▶ _Instructions for the task_: Repeat every line of the material, character for character.

▶ _Task data_:
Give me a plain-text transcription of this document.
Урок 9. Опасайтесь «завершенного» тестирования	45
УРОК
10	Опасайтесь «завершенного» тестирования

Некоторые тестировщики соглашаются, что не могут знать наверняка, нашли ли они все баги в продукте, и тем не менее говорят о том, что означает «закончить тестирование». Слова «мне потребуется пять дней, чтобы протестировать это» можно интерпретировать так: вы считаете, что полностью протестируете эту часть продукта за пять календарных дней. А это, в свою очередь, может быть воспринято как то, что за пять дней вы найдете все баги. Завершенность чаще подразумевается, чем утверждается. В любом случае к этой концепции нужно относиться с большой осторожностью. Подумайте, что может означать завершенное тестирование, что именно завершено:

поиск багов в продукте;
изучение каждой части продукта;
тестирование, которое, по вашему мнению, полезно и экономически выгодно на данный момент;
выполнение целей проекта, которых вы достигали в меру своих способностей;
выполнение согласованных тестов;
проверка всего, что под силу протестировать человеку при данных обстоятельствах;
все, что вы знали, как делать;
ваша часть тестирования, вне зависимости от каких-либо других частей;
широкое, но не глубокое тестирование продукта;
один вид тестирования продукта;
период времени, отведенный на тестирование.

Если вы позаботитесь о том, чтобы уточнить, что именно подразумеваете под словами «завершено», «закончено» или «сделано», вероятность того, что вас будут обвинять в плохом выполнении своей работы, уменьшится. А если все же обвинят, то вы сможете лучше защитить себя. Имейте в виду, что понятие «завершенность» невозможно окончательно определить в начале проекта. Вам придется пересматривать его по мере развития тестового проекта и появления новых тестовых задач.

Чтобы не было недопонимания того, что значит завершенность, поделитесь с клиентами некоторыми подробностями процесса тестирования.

▶ _Task solution_:
Give me a plain-text transcription of this document.
Урок 9. Опасайтесь «завершенного» тестирования	45
УРОК
10	Опасайтесь «завершенного» тестирования

Некоторые тестировщики соглашаются, что не могут знать наверняка, нашли ли они все баги в продукте, и тем не менее говорят о том, что означает «закончить тестирование». Слова «мне потребуется пять дней, чтобы протестировать это» можно интерпретировать так: вы считаете, что полностью протестируете эту часть продукта за пять календарных дней. А это, в свою очередь, может быть воспринято как то, что за пять дней вы найдете все баги. Завершенность чаще подразумевается, чем утверждается. В любом случае к этой концепции нужно относиться с большой осторожностью. Подумайте, что может означать завершенное тестирование, что именно завершено:

поиск багов в продукте;
изучение каждой части продукта;
тестирование, которое, по вашему мнению, полезно и экономически выгодно на данный момент;
выполнение целей проекта, которых вы достигали в меру своих способностей;
выполнение согласованных тестов;
проверка всего, что под силу протестировать человеку при данных обстоятельствах;
все, что вы знали, как делать;
ваша часть тестирования, вне зависимости от каких-либо других частей;
широкое, но не глубокое тестирование продукта;
один вид тестирования продукта;
период времени, отведенный на тестирование.

Если вы позаботитесь о том, чтобы уточнить, что именно подразумеваете под словами «завершено», «закончено» или «сделано», вероятность того, что вас будут обвинять в плохом выполнении своей работы, уменьшится. А если все же обвинят, то вы сможете лучше защитить себя. Имейте в виду, что понятие «завершенность» невозможно окончательно определить в начале проекта. Вам придется пересматривать его по мере развития тестового проекта и появления новых тестовых задач.

Чтобы не было недопонимания того, что значит завершенность, поделитесь с клиентами некоторыми подробностями процесса тестирования.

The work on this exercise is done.